>> begin Data shown
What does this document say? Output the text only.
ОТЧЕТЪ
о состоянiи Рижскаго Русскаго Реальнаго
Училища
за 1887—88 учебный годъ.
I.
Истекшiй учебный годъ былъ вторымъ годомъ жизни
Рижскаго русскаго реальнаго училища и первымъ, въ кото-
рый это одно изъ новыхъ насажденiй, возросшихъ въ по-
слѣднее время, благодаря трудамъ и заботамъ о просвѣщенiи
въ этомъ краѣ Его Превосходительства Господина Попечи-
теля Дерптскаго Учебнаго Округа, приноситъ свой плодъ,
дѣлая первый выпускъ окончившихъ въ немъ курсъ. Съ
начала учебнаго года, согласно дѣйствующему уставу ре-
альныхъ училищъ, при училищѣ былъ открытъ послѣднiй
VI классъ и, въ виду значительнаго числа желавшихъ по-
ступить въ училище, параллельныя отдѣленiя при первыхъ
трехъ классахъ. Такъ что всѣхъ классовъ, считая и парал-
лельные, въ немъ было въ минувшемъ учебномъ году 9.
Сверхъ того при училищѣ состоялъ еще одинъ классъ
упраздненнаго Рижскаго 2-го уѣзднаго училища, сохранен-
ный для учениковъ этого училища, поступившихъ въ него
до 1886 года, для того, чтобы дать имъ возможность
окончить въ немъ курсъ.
>> end Data shown
Written exercise: List all lines holding the string "курсъ".

Solution to this problem:
дѣлая первый выпускъ окончившихъ въ немъ курсъ. Съ
окончить въ немъ курсъ.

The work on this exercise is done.